### Requirements
Across all items below, substitute "x-axis-label" for each occurrence of "x-tick-label" and reproduce the lines otherwise unchanged. Leave the pictures out.

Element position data
## Start

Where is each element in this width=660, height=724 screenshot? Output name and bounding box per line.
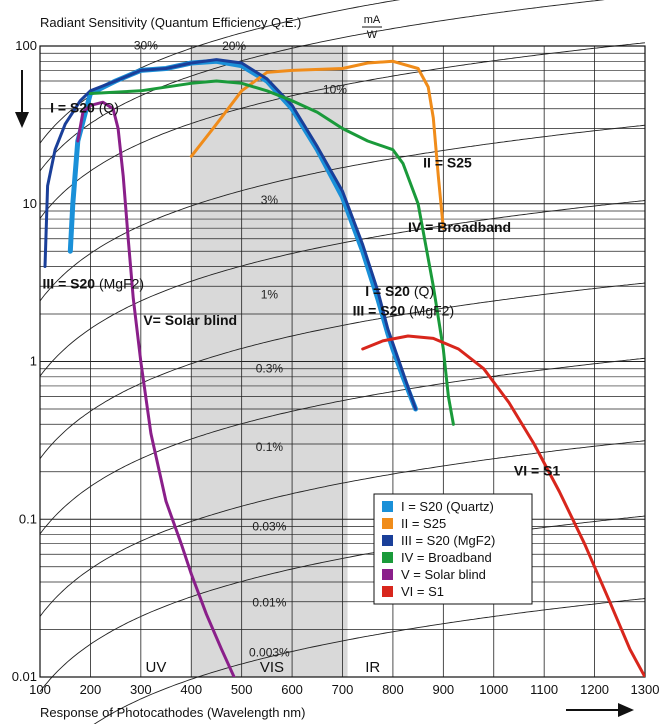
qe-iso-line: [39, 515, 646, 692]
qe-label: 0.1%: [256, 440, 284, 454]
y-tick-label: 0.1: [19, 511, 37, 526]
curve-label: IV = Broadband: [408, 219, 511, 235]
x-tick-label: 700: [332, 682, 354, 697]
x-direction-arrow: [566, 703, 634, 717]
x-tick-label: 800: [382, 682, 404, 697]
legend-box: [373, 493, 533, 605]
legend-swatch: [382, 501, 393, 512]
legend-label: I = S20 (Quartz): [401, 499, 494, 514]
x-tick-label: 900: [432, 682, 454, 697]
qe-iso-line: [93, 598, 646, 724]
y-tick-label: 1: [30, 354, 37, 369]
curve-label: VI = S1: [514, 462, 561, 478]
title-unit-denominator: W: [367, 29, 378, 41]
x-tick-label: 100: [29, 682, 51, 697]
y-tick-label: 10: [23, 196, 37, 211]
qe-label: 0.03%: [252, 519, 286, 533]
band-label: VIS: [260, 659, 284, 676]
band-label: UV: [146, 659, 167, 676]
curve-label: II = S25: [423, 154, 472, 170]
legend-swatch: [382, 569, 393, 580]
x-tick-label: 400: [180, 682, 202, 697]
curve-label: III = S20 (MgF2): [43, 276, 145, 292]
qe-label: 1%: [261, 288, 279, 302]
x-tick-label: 1200: [580, 682, 609, 697]
qe-iso-line: [39, 440, 646, 617]
y-direction-arrow: [15, 70, 29, 128]
qe-iso-line: [39, 357, 646, 535]
legend-label: III = S20 (MgF2): [401, 533, 495, 548]
title-unit-numerator: mA: [364, 14, 381, 26]
x-tick-label: 600: [281, 682, 303, 697]
y-tick-label: 100: [15, 38, 37, 53]
qe-label: 10%: [323, 82, 347, 96]
legend-label: II = S25: [401, 516, 446, 531]
x-tick-label: 1000: [479, 682, 508, 697]
series-line-5: [76, 100, 236, 677]
plot-frame: [39, 45, 646, 678]
legend-swatch: [382, 552, 393, 563]
curve-label: III = S20 (MgF2): [353, 303, 455, 319]
x-tick-label: 1100: [530, 682, 558, 697]
series-line-2: [189, 59, 445, 230]
x-tick-label: 500: [231, 682, 253, 697]
legend-label: VI = S1: [401, 584, 444, 599]
qe-label: 3%: [261, 193, 279, 207]
curve-label: I = S20 (Q): [50, 99, 119, 115]
series-line-6: [361, 334, 645, 677]
band-label: IR: [365, 659, 380, 676]
series-line-3: [43, 58, 418, 411]
qe-iso-line: [39, 124, 646, 302]
qe-iso-line: [39, 282, 646, 459]
legend-swatch: [382, 586, 393, 597]
y-tick-label: 0.01: [12, 669, 37, 684]
legend-label: IV = Broadband: [401, 550, 492, 565]
qe-iso-line: [39, 0, 606, 172]
legend-swatch: [382, 535, 393, 546]
x-tick-label: 200: [80, 682, 102, 697]
x-tick-label: 300: [130, 682, 152, 697]
chart-title: Radiant Sensitivity (Quantum Efficiency …: [40, 15, 301, 30]
legend-swatch: [382, 518, 393, 529]
curve-label: I = S20 (Q): [365, 283, 434, 299]
x-axis-label: Response of Photocathodes (Wavelength nm…: [40, 705, 305, 720]
x-tick-label: 1300: [631, 682, 660, 697]
qe-iso-line: [39, 42, 646, 219]
qe-label: 0.003%: [249, 645, 290, 659]
qe-label: 0.3%: [256, 362, 284, 376]
curve-label: V= Solar blind: [143, 312, 237, 328]
legend-label: V = Solar blind: [401, 567, 486, 582]
qe-label: 0.01%: [252, 595, 286, 609]
qe-iso-line: [39, 200, 646, 377]
series-line-4: [88, 79, 455, 426]
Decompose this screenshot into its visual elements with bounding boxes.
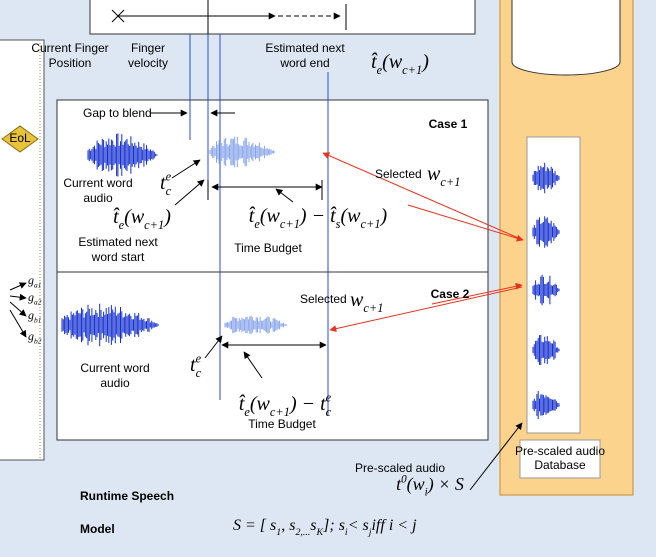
math-part: iff i < j [371,517,417,534]
math-part: e [326,391,332,405]
label: Estimated next [78,235,158,249]
math-part: w [427,163,441,185]
math-part: S = [ s [233,517,276,534]
math-part: ) − t [289,393,326,415]
label: Time Budget [248,417,316,431]
math-part: (w [382,51,403,73]
label: audio [83,191,113,205]
label: word end [279,56,329,70]
math-part: ) [421,51,429,73]
label: Selected [375,167,422,181]
math-part: a1 [34,281,41,290]
math-part: c+1 [440,175,460,189]
math-part: ) [163,206,171,228]
math-part: a2 [34,298,42,307]
math: S = [ s1, s2,...sK ]; si < sj iff i < j [233,517,417,538]
math-part: c [166,184,172,198]
math-part: ) − t̂ [299,205,337,227]
left-panel [0,40,44,460]
finger-bar [90,0,475,34]
label: Current Finger [31,41,108,55]
label: word start [91,250,145,264]
label: Selected [300,292,347,306]
page: { "top": { "finger_position": ["Current … [0,0,656,557]
label: Case 1 [429,117,468,131]
math-part: e [166,170,172,184]
label: Case 2 [431,287,470,301]
label: Gap to blend [83,106,152,120]
math-part: 2,... [295,527,310,538]
math-part: c+1 [360,217,380,231]
label: Database [534,458,586,472]
math-part: (w [260,205,281,227]
math-part: c [326,405,332,419]
diagram: Current FingerPosition Fingervelocity Esti… [0,0,656,557]
math-part: < s [348,517,369,534]
label: Current word [63,176,132,190]
label: Position [49,56,92,70]
label: Finger [131,41,165,55]
label: Current word [80,361,149,375]
label: Time Budget [234,241,302,255]
label: Estimated next [265,41,345,55]
math-part: (w [250,393,271,415]
label: Pre-scaled audio [515,444,605,458]
math-part: c [196,366,202,380]
model-title: Runtime Speech [80,489,174,503]
math-part: (w [124,206,145,228]
math-part: b2 [34,337,42,346]
label: velocity [128,56,168,70]
math-part: ) [380,205,388,227]
math-part: ) × S [427,474,464,495]
model-title: Model [80,522,115,536]
math-part: , s [281,517,295,534]
math-part: c+1 [144,218,164,232]
node-label: EoL [9,131,31,145]
math-part: c+1 [363,301,383,315]
math-part: w [350,289,364,311]
math: tec [190,352,202,380]
math-part: (w [340,205,361,227]
math-part: b1 [34,316,41,325]
cylinder [512,0,620,75]
math-part: (w [407,474,425,495]
math-part: c+1 [280,217,300,231]
math-part: e [196,352,202,366]
math-part: ]; s [322,517,345,534]
label: audio [100,376,130,390]
math-part: c+1 [402,63,422,77]
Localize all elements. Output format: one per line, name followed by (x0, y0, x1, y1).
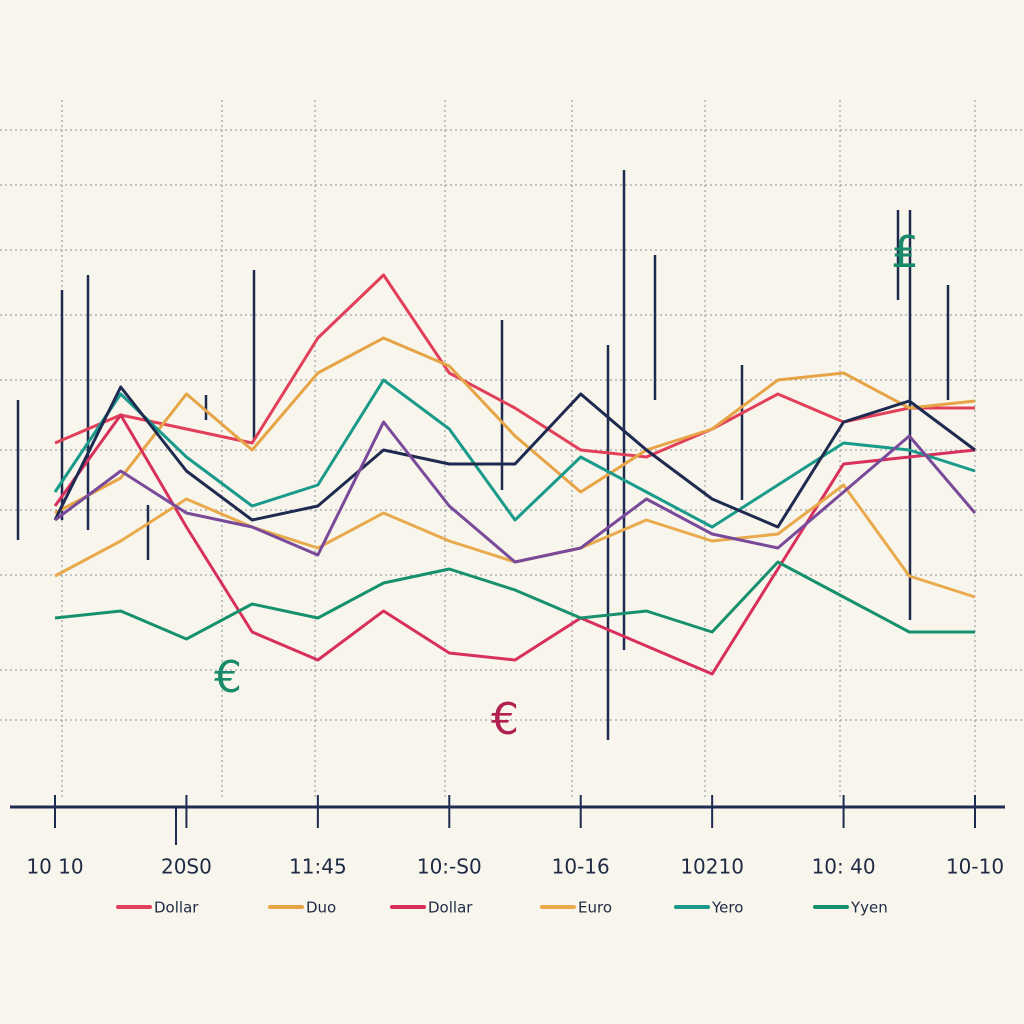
legend-label: Dollar (428, 899, 473, 917)
x-tick-label: 10: 40 (812, 855, 876, 879)
legend-label: Euro (578, 899, 612, 917)
annotation: ₤ (891, 227, 919, 278)
spikes (16, 170, 950, 740)
annotation: € (214, 652, 242, 703)
grid (0, 100, 1024, 800)
series-line (54, 420, 977, 564)
series-line (53, 378, 976, 529)
legend-label: Dollar (154, 899, 199, 917)
x-tick-label: 11:45 (289, 855, 347, 879)
x-tick-label: 10210 (680, 855, 744, 879)
series-line (53, 413, 976, 676)
series-line (53, 385, 976, 529)
series-line (54, 273, 975, 459)
series-line (54, 483, 976, 599)
legend-label: Yero (711, 899, 743, 917)
series-line (54, 560, 975, 641)
x-tick-label: 10-16 (552, 855, 610, 879)
x-tick-label: 10:-S0 (417, 855, 482, 879)
x-tick-label: 20S0 (161, 855, 212, 879)
legend-label: Duo (306, 899, 336, 917)
x-tick-label: 10-10 (946, 855, 1004, 879)
legend-label: Yyen (850, 899, 888, 917)
series-line (54, 336, 976, 515)
x-tick-label: 10 10 (26, 855, 83, 879)
annotation: € (491, 694, 519, 745)
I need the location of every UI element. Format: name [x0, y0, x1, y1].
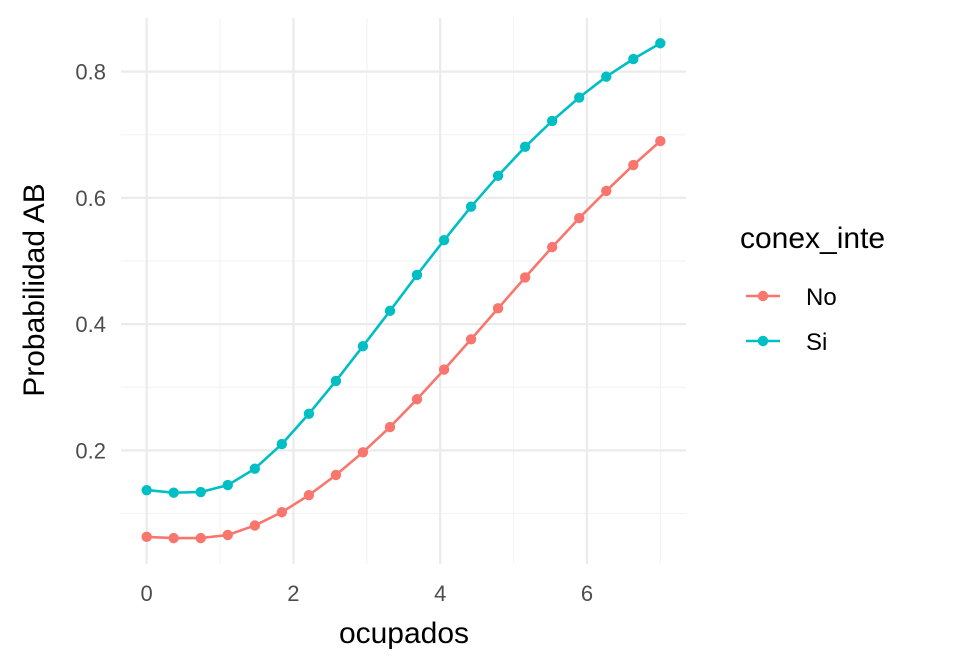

## End

### Finished exercise
Where is each element in this width=660, height=724 screenshot? Output name and bounding box per line.
qe-iso-line: [39, 515, 646, 692]
qe-label: 0.1%: [256, 440, 284, 454]
y-tick-label: 0.1: [19, 511, 37, 526]
curve-label: IV = Broadband: [408, 219, 511, 235]
x-axis-label: 700: [332, 682, 354, 697]
x-direction-arrow: [566, 703, 634, 717]
x-axis-label: 800: [382, 682, 404, 697]
legend-box: [373, 493, 533, 605]
legend-swatch: [382, 501, 393, 512]
legend-label: I = S20 (Quartz): [401, 499, 494, 514]
x-axis-label: 900: [432, 682, 454, 697]
qe-iso-line: [93, 598, 646, 724]
y-tick-label: 1: [30, 354, 37, 369]
curve-label: VI = S1: [514, 462, 561, 478]
title-unit-denominator: W: [367, 29, 378, 41]
x-axis-label: 100: [29, 682, 51, 697]
y-tick-label: 10: [23, 196, 37, 211]
qe-label: 0.03%: [252, 519, 286, 533]
band-label: VIS: [260, 659, 284, 676]
band-label: UV: [146, 659, 167, 676]
curve-label: II = S25: [423, 154, 472, 170]
legend-swatch: [382, 569, 393, 580]
x-axis-label: 400: [180, 682, 202, 697]
curve-label: III = S20 (MgF2): [43, 276, 145, 292]
qe-label: 1%: [261, 288, 279, 302]
x-axis-label: 1200: [580, 682, 609, 697]
qe-iso-line: [39, 440, 646, 617]
y-direction-arrow: [15, 70, 29, 128]
qe-iso-line: [39, 357, 646, 535]
legend-label: III = S20 (MgF2): [401, 533, 495, 548]
title-unit-numerator: mA: [364, 14, 381, 26]
x-axis-label: 600: [281, 682, 303, 697]
y-tick-label: 100: [15, 38, 37, 53]
qe-label: 10%: [323, 82, 347, 96]
legend-label: II = S25: [401, 516, 446, 531]
x-axis-label: 1000: [479, 682, 508, 697]
series-line-5: [76, 100, 236, 677]
plot-frame: [39, 45, 646, 678]
legend-swatch: [382, 552, 393, 563]
curve-label: III = S20 (MgF2): [353, 303, 455, 319]
x-axis-label: 1100: [530, 682, 558, 697]
series-line-2: [189, 59, 445, 230]
x-axis-label: 500: [231, 682, 253, 697]
legend-label: VI = S1: [401, 584, 444, 599]
qe-label: 3%: [261, 193, 279, 207]
curve-label: I = S20 (Q): [50, 99, 119, 115]
series-line-6: [361, 334, 645, 677]
band-label: IR: [365, 659, 380, 676]
series-line-3: [43, 58, 418, 411]
qe-iso-line: [39, 124, 646, 302]
qe-iso-line: [39, 282, 646, 459]
legend-swatch: [382, 586, 393, 597]
y-tick-label: 0.01: [12, 669, 37, 684]
legend-label: IV = Broadband: [401, 550, 492, 565]
qe-iso-line: [39, 0, 606, 172]
legend-swatch: [382, 535, 393, 546]
x-axis-label: 200: [80, 682, 102, 697]
x-axis-label: 300: [130, 682, 152, 697]
chart-title: Radiant Sensitivity (Quantum Efficiency …: [40, 15, 301, 30]
legend-swatch: [382, 518, 393, 529]
curve-label: I = S20 (Q): [365, 283, 434, 299]
x-axis-label: Response of Photocathodes (Wavelength nm…: [40, 705, 305, 720]
x-axis-label: 1300: [631, 682, 660, 697]
qe-iso-line: [39, 42, 646, 219]
qe-label: 0.003%: [249, 645, 290, 659]
qe-label: 0.3%: [256, 362, 284, 376]
curve-label: V= Solar blind: [143, 312, 237, 328]
legend-label: V = Solar blind: [401, 567, 486, 582]
qe-label: 0.01%: [252, 595, 286, 609]
qe-iso-line: [39, 200, 646, 377]
series-line-4: [88, 79, 455, 426]
Decompose this screenshot into its visual elements with bounding boxes.
math-part: iff i < j [371,517,417,534]
math-part: e [326,391,332,405]
label: Estimated next [78,235,158,249]
math-part: w [427,163,441,185]
math-part: S = [ s [233,517,276,534]
math-part: ) − t [289,393,326,415]
label: Time Budget [248,417,316,431]
math-part: (w [382,51,403,73]
label: audio [83,191,113,205]
label: word end [279,56,329,70]
math-part: ) [421,51,429,73]
label: Selected [375,167,422,181]
math-part: a1 [34,281,41,290]
math-part: c+1 [440,175,460,189]
math-part: ) [163,206,171,228]
math-part: a2 [34,298,42,307]
math: S = [ s1, s2,...sK ]; si < sj iff i < j [233,517,417,538]
math-part: c [166,184,172,198]
math-part: ) − t̂ [299,205,337,227]
left-panel [0,40,44,460]
finger-bar [90,0,475,34]
label: Current Finger [31,41,108,55]
label: word start [91,250,145,264]
label: Selected [300,292,347,306]
page: { "top": { "finger_position": ["Current … [0,0,656,557]
label: Case 1 [429,117,468,131]
math-part: e [166,170,172,184]
label: Case 2 [431,287,470,301]
label: Gap to blend [83,106,152,120]
math-part: 2,... [295,527,310,538]
math-part: c+1 [360,217,380,231]
label: Database [534,458,586,472]
math-part: (w [260,205,281,227]
math-part: c [326,405,332,419]
diagram: Current FingerPosition Fingervelocity Esti… [0,0,656,557]
math-part: < s [348,517,369,534]
label: Current word [63,176,132,190]
label: Position [49,56,92,70]
label: Finger [131,41,165,55]
label: Current word [80,361,149,375]
label: Time Budget [234,241,302,255]
label: Estimated next [265,41,345,55]
math-part: (w [250,393,271,415]
label: Pre-scaled audio [515,444,605,458]
math-part: c [196,366,202,380]
model-title: Runtime Speech [80,489,174,503]
math-part: (w [124,206,145,228]
math-part: b2 [34,337,42,346]
label: velocity [128,56,168,70]
math-part: ) [380,205,388,227]
math-part: ) × S [427,474,464,495]
model-title: Model [80,522,115,536]
math-part: , s [281,517,295,534]
math-part: c+1 [144,218,164,232]
node-label: EoL [9,131,31,145]
math-part: c+1 [363,301,383,315]
math-part: w [350,289,364,311]
math: tec [190,352,202,380]
math-part: (w [340,205,361,227]
math-part: b1 [34,316,41,325]
cylinder [512,0,620,75]
math-part: (w [407,474,425,495]
math-part: c+1 [280,217,300,231]
math-part: e [196,352,202,366]
math-part: ]; s [322,517,345,534]
label: audio [100,376,130,390]
math-part: c+1 [402,63,422,77]
Localize all elements. Output format: one per line, name followed by (x0, y0, x1, y1).
legend-label: Dollar (428, 899, 473, 917)
x-axis-label: 10: 40 (812, 855, 876, 879)
legend-label: Euro (578, 899, 612, 917)
annotation: ₤ (891, 227, 919, 278)
spikes (16, 170, 950, 740)
annotation: € (214, 652, 242, 703)
grid (0, 100, 1024, 800)
series-line (54, 420, 977, 564)
series-line (53, 378, 976, 529)
legend-label: Dollar (154, 899, 199, 917)
x-axis-label: 11:45 (289, 855, 347, 879)
x-axis-label: 10210 (680, 855, 744, 879)
series-line (53, 413, 976, 676)
series-line (53, 385, 976, 529)
series-line (54, 273, 975, 459)
series-line (54, 483, 976, 599)
legend-label: Yero (711, 899, 743, 917)
series-line (54, 560, 975, 641)
x-axis-label: 10-16 (552, 855, 610, 879)
x-axis-label: 10:-S0 (417, 855, 482, 879)
x-axis-label: 20S0 (161, 855, 212, 879)
legend-label: Duo (306, 899, 336, 917)
x-axis-label: 10-10 (946, 855, 1004, 879)
legend-label: Yyen (850, 899, 888, 917)
series-line (54, 336, 976, 515)
x-axis-label: 10 10 (26, 855, 83, 879)
annotation: € (491, 694, 519, 745)
I need the location of every UI element. Format: name [x0, y0, x1, y1].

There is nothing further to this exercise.